Exercise -> Extract and list every line that contains the word "Speed".
--------------------------------------------------
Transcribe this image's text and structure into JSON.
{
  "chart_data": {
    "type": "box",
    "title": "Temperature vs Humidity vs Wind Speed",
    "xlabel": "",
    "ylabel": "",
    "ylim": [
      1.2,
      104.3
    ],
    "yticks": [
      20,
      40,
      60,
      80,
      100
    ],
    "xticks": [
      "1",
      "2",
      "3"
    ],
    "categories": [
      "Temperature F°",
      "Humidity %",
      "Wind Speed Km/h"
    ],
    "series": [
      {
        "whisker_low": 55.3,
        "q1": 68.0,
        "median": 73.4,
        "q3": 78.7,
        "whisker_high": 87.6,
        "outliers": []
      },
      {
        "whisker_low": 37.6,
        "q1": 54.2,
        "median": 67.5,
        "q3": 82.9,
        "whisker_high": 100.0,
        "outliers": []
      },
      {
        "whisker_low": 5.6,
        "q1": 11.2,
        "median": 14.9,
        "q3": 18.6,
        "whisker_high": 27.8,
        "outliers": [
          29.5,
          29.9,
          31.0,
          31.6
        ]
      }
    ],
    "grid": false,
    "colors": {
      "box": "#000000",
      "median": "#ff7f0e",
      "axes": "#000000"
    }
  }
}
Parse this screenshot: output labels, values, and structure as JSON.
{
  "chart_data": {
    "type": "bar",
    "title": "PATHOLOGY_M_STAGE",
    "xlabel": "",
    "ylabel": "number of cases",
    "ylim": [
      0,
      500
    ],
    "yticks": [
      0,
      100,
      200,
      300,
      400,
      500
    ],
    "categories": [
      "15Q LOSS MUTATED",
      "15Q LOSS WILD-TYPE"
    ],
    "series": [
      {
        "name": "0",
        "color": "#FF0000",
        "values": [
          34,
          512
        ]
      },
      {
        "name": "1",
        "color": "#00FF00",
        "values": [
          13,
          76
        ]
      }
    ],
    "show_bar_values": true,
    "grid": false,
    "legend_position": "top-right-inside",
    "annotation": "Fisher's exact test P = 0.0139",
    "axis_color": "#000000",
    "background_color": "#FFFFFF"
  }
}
--------------------------------------------------
Correct response ->
    "title": "Temperature vs Humidity vs Wind Speed",
      "Wind Speed Km/h"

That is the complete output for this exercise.